> **DATA TO PROCESS**
┄┄┄┄┄┄┄┄┄┄┄┄┄┄┄┄┄┄┄┄

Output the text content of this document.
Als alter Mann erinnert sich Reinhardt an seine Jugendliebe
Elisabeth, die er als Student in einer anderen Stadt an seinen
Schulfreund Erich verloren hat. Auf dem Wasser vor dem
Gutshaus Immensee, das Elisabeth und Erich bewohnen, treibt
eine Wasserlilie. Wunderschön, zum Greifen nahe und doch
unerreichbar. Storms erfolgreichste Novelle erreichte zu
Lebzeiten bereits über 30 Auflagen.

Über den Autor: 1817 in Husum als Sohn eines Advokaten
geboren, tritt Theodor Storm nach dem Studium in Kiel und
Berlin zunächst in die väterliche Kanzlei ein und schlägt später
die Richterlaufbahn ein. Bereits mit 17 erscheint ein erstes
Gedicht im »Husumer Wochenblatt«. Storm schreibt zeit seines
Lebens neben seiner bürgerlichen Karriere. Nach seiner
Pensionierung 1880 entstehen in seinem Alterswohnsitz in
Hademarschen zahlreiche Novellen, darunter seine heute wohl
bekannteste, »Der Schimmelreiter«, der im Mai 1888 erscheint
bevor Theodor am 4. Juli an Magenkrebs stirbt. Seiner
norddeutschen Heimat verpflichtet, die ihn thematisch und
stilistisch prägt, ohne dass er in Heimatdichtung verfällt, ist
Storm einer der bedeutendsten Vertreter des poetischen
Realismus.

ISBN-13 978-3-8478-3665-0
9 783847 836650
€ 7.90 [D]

┄┄┄┄┄┄┄┄┄┄┄┄┄┄┄┄┄┄┄┄

> **EXERCISE GOAL**
Copy out each line of the data containing the string "Erich".

> **WRITTEN SOLUTION**
Schulfreund Erich verloren hat. Auf dem Wasser vor dem
Gutshaus Immensee, das Elisabeth und Erich bewohnen, treibt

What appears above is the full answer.